---------- Supplied entries

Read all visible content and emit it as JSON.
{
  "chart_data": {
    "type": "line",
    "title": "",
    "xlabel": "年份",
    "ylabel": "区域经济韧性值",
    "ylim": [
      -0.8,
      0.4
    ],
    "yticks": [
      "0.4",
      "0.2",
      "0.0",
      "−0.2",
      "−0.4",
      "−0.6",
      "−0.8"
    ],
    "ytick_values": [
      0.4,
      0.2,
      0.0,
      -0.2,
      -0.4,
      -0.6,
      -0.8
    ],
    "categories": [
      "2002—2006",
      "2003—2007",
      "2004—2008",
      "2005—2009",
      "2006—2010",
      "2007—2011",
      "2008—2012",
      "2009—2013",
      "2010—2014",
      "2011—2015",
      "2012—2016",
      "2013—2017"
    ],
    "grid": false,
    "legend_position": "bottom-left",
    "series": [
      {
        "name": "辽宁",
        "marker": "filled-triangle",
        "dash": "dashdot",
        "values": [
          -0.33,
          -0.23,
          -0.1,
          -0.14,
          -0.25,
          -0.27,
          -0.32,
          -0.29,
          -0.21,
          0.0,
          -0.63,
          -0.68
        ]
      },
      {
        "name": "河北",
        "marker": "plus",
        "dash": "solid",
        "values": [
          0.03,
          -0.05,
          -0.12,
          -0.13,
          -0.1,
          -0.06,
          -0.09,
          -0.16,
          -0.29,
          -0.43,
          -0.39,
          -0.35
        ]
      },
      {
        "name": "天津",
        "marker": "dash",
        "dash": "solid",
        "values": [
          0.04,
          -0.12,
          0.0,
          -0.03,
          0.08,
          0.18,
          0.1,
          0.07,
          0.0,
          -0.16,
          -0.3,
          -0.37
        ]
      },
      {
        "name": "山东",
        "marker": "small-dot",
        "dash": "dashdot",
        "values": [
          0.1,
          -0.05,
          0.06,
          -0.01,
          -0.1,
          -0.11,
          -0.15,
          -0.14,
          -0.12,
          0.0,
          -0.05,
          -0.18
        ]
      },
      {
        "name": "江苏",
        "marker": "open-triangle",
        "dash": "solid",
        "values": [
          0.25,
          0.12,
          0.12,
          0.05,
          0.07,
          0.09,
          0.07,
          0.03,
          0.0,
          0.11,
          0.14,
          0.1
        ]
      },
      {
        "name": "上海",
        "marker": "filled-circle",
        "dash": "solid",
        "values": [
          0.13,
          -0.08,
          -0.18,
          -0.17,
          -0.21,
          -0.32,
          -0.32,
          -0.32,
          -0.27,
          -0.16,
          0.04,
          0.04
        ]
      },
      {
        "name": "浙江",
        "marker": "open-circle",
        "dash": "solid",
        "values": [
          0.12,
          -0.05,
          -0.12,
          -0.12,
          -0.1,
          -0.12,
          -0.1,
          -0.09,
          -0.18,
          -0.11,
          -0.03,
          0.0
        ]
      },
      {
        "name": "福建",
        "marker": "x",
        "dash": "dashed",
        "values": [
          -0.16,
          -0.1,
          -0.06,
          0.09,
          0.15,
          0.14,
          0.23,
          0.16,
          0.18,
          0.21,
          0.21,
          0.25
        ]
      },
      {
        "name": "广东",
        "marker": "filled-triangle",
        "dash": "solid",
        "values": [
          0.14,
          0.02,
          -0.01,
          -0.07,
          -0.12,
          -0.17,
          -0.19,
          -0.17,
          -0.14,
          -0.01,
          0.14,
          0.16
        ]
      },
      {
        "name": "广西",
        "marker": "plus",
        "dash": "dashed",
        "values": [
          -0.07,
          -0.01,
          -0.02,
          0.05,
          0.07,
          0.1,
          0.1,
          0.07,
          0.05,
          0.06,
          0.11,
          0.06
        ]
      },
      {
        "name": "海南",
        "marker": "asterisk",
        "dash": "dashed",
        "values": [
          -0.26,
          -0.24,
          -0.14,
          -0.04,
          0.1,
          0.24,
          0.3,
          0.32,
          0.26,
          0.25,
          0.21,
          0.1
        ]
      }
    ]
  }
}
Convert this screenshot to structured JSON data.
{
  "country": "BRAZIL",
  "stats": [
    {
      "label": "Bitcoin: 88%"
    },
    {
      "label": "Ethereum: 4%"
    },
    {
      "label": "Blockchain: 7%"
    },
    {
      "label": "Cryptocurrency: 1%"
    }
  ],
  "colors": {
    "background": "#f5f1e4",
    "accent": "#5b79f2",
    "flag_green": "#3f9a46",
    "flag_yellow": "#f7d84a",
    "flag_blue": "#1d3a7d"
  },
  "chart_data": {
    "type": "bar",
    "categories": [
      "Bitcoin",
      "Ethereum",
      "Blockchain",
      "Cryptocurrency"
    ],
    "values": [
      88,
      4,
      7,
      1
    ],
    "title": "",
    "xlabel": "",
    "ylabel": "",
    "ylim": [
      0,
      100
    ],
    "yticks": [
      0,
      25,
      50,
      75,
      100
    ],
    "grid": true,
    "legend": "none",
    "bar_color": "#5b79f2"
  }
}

--------------------

Problem description
Repeat the data precisely, line by line.

Task response
Read all visible content and emit it as JSON.
{
  "chart_data": {
    "type": "line",
    "title": "",
    "xlabel": "年份",
    "ylabel": "区域经济韧性值",
    "ylim": [
      -0.8,
      0.4
    ],
    "yticks": [
      "0.4",
      "0.2",
      "0.0",
      "−0.2",
      "−0.4",
      "−0.6",
      "−0.8"
    ],
    "ytick_values": [
      0.4,
      0.2,
      0.0,
      -0.2,
      -0.4,
      -0.6,
      -0.8
    ],
    "categories": [
      "2002—2006",
      "2003—2007",
      "2004—2008",
      "2005—2009",
      "2006—2010",
      "2007—2011",
      "2008—2012",
      "2009—2013",
      "2010—2014",
      "2011—2015",
      "2012—2016",
      "2013—2017"
    ],
    "grid": false,
    "legend_position": "bottom-left",
    "series": [
      {
        "name": "辽宁",
        "marker": "filled-triangle",
        "dash": "dashdot",
        "values": [
          -0.33,
          -0.23,
          -0.1,
          -0.14,
          -0.25,
          -0.27,
          -0.32,
          -0.29,
          -0.21,
          0.0,
          -0.63,
          -0.68
        ]
      },
      {
        "name": "河北",
        "marker": "plus",
        "dash": "solid",
        "values": [
          0.03,
          -0.05,
          -0.12,
          -0.13,
          -0.1,
          -0.06,
          -0.09,
          -0.16,
          -0.29,
          -0.43,
          -0.39,
          -0.35
        ]
      },
      {
        "name": "天津",
        "marker": "dash",
        "dash": "solid",
        "values": [
          0.04,
          -0.12,
          0.0,
          -0.03,
          0.08,
          0.18,
          0.1,
          0.07,
          0.0,
          -0.16,
          -0.3,
          -0.37
        ]
      },
      {
        "name": "山东",
        "marker": "small-dot",
        "dash": "dashdot",
        "values": [
          0.1,
          -0.05,
          0.06,
          -0.01,
          -0.1,
          -0.11,
          -0.15,
          -0.14,
          -0.12,
          0.0,
          -0.05,
          -0.18
        ]
      },
      {
        "name": "江苏",
        "marker": "open-triangle",
        "dash": "solid",
        "values": [
          0.25,
          0.12,
          0.12,
          0.05,
          0.07,
          0.09,
          0.07,
          0.03,
          0.0,
          0.11,
          0.14,
          0.1
        ]
      },
      {
        "name": "上海",
        "marker": "filled-circle",
        "dash": "solid",
        "values": [
          0.13,
          -0.08,
          -0.18,
          -0.17,
          -0.21,
          -0.32,
          -0.32,
          -0.32,
          -0.27,
          -0.16,
          0.04,
          0.04
        ]
      },
      {
        "name": "浙江",
        "marker": "open-circle",
        "dash": "solid",
        "values": [
          0.12,
          -0.05,
          -0.12,
          -0.12,
          -0.1,
          -0.12,
          -0.1,
          -0.09,
          -0.18,
          -0.11,
          -0.03,
          0.0
        ]
      },
      {
        "name": "福建",
        "marker": "x",
        "dash": "dashed",
        "values": [
          -0.16,
          -0.1,
          -0.06,
          0.09,
          0.15,
          0.14,
          0.23,
          0.16,
          0.18,
          0.21,
          0.21,
          0.25
        ]
      },
      {
        "name": "广东",
        "marker": "filled-triangle",
        "dash": "solid",
        "values": [
          0.14,
          0.02,
          -0.01,
          -0.07,
          -0.12,
          -0.17,
          -0.19,
          -0.17,
          -0.14,
          -0.01,
          0.14,
          0.16
        ]
      },
      {
        "name": "广西",
        "marker": "plus",
        "dash": "dashed",
        "values": [
          -0.07,
          -0.01,
          -0.02,
          0.05,
          0.07,
          0.1,
          0.1,
          0.07,
          0.05,
          0.06,
          0.11,
          0.06
        ]
      },
      {
        "name": "海南",
        "marker": "asterisk",
        "dash": "dashed",
        "values": [
          -0.26,
          -0.24,
          -0.14,
          -0.04,
          0.1,
          0.24,
          0.3,
          0.32,
          0.26,
          0.25,
          0.21,
          0.1
        ]
      }
    ]
  }
}
Convert this screenshot to structured JSON data.
{
  "country": "BRAZIL",
  "stats": [
    {
      "label": "Bitcoin: 88%"
    },
    {
      "label": "Ethereum: 4%"
    },
    {
      "label": "Blockchain: 7%"
    },
    {
      "label": "Cryptocurrency: 1%"
    }
  ],
  "colors": {
    "background": "#f5f1e4",
    "accent": "#5b79f2",
    "flag_green": "#3f9a46",
    "flag_yellow": "#f7d84a",
    "flag_blue": "#1d3a7d"
  },
  "chart_data": {
    "type": "bar",
    "categories": [
      "Bitcoin",
      "Ethereum",
      "Blockchain",
      "Cryptocurrency"
    ],
    "values": [
      88,
      4,
      7,
      1
    ],
    "title": "",
    "xlabel": "",
    "ylabel": "",
    "ylim": [
      0,
      100
    ],
    "yticks": [
      0,
      25,
      50,
      75,
      100
    ],
    "grid": true,
    "legend": "none",
    "bar_color": "#5b79f2"
  }
}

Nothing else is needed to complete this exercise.